The task: In the entries below, find the lines that contain the word "from" and copy them.

Figure content listings:
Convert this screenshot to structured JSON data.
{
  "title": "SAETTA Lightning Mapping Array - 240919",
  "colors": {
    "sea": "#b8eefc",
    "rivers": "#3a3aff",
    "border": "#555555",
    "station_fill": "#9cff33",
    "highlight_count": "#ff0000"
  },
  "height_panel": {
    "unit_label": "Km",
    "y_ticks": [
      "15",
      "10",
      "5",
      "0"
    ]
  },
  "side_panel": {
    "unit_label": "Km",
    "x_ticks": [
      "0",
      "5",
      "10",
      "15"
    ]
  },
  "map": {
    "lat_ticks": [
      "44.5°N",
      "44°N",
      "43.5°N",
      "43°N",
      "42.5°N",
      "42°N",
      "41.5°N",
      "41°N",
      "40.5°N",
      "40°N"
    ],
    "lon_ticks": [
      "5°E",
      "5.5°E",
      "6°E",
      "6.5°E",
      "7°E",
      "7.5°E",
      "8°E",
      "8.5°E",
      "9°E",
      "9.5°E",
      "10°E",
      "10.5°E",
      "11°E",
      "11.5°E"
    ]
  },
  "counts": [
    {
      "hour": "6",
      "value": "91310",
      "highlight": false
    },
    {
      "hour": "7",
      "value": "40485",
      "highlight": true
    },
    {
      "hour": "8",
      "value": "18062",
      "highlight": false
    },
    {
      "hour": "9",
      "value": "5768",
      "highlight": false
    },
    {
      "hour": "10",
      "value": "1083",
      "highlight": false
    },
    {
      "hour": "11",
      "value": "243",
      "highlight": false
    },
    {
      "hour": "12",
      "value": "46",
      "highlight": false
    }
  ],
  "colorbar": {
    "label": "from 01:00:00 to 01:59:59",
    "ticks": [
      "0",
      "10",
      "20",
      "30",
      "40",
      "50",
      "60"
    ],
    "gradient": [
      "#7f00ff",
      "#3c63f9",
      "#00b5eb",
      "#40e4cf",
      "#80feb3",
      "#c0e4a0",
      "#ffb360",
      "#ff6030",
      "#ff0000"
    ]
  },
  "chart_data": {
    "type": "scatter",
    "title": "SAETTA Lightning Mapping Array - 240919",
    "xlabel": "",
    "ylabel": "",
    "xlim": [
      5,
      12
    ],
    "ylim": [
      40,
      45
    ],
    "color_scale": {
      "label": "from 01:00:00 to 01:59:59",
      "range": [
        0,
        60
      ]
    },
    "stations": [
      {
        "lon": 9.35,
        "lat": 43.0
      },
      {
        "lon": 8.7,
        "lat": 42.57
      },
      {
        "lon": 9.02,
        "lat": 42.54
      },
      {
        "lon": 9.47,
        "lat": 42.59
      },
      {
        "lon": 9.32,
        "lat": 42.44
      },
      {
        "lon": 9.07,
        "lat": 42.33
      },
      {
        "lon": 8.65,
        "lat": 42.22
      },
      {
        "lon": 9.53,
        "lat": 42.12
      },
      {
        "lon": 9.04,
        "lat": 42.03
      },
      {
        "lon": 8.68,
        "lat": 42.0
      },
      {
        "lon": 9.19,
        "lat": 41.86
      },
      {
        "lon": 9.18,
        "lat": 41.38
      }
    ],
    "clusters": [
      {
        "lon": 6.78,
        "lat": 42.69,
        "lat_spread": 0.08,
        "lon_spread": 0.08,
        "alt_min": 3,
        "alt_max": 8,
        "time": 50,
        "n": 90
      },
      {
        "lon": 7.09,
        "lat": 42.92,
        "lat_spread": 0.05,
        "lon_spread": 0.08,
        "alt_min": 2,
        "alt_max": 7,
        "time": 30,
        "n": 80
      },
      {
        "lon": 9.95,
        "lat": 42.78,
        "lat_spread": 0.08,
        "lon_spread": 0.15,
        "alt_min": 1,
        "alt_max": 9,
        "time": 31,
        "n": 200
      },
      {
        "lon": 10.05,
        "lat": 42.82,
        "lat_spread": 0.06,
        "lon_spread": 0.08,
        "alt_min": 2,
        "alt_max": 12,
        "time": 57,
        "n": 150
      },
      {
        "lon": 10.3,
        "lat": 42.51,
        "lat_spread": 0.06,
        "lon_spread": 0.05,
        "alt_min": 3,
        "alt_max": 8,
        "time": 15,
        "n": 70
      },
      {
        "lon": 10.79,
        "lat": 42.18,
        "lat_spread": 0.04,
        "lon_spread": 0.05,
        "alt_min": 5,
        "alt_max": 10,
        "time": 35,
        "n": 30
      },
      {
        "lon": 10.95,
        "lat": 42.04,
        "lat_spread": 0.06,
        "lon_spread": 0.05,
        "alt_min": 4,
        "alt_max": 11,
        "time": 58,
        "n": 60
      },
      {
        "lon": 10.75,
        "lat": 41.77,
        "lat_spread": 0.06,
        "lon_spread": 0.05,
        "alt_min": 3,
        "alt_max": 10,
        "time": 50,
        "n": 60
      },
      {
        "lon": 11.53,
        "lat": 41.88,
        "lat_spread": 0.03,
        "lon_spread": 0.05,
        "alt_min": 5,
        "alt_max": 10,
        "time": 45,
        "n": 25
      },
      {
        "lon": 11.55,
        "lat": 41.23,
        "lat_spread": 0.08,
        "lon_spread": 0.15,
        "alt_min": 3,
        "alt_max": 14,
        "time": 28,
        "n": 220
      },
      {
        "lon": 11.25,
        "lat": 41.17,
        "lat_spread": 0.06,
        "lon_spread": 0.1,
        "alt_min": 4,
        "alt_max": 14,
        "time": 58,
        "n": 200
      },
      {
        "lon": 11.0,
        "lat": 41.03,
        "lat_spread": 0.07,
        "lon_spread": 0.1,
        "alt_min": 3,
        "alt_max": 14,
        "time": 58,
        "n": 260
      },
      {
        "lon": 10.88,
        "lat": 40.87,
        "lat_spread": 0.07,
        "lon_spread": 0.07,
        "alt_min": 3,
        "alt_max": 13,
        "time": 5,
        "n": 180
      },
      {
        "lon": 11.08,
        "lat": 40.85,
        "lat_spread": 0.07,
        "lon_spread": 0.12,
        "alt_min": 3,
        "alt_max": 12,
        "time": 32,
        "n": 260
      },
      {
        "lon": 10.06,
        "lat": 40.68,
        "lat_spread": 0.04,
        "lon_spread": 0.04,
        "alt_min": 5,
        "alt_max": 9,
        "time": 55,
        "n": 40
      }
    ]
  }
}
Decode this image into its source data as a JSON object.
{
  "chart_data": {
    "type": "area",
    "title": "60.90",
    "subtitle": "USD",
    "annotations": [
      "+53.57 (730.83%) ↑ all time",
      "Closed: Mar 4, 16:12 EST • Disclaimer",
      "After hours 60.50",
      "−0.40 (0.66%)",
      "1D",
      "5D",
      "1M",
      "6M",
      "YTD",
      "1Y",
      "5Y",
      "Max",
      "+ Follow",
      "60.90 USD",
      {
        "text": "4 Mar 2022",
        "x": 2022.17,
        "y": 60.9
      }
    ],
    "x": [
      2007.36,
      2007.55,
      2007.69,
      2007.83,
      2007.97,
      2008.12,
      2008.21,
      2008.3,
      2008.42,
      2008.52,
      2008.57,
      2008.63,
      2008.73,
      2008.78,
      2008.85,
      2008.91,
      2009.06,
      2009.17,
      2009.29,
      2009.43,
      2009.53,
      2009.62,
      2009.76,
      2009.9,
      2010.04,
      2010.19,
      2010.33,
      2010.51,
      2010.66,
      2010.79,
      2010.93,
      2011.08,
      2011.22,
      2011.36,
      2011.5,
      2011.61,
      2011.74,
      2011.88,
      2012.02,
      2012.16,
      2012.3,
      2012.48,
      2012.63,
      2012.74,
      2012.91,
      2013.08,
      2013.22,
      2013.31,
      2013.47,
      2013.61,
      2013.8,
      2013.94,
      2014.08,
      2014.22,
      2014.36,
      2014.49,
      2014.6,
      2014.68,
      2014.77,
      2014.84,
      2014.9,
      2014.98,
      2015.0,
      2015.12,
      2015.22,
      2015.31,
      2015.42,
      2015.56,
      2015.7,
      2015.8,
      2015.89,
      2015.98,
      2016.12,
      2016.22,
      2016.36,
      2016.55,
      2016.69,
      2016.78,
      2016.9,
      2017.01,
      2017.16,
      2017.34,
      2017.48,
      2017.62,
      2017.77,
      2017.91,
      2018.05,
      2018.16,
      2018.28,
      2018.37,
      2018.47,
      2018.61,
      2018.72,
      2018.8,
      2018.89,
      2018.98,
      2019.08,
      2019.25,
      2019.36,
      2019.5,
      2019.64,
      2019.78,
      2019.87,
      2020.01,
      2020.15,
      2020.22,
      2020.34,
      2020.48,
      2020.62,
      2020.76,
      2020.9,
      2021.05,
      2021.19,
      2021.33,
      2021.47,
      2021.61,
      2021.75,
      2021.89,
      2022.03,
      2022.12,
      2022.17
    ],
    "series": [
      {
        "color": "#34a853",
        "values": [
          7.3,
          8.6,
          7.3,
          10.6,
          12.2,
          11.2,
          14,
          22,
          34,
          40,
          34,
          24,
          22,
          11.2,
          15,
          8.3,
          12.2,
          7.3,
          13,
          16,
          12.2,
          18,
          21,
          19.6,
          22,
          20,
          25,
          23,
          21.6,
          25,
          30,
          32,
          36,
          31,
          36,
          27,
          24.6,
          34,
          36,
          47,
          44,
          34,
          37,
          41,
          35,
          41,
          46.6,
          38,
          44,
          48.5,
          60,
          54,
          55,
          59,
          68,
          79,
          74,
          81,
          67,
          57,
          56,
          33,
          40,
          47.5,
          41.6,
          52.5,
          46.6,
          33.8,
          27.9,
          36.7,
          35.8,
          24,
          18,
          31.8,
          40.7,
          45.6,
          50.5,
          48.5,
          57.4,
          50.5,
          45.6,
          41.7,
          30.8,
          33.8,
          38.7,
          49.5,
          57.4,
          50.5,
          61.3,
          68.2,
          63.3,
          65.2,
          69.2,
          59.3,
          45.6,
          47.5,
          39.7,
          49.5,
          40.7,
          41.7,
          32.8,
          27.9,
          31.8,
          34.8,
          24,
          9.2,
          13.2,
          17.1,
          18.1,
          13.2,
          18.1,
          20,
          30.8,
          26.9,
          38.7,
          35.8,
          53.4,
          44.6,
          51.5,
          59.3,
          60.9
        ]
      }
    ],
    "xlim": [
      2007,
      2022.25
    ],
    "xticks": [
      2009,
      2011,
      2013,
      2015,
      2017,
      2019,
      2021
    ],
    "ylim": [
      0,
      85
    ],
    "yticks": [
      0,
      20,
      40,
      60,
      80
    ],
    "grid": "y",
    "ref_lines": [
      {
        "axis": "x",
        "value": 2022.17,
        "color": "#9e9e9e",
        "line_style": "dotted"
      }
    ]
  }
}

Response for this exercise:
    "label": "from 01:00:00 to 01:59:59",
      "label": "from 01:00:00 to 01:59:59",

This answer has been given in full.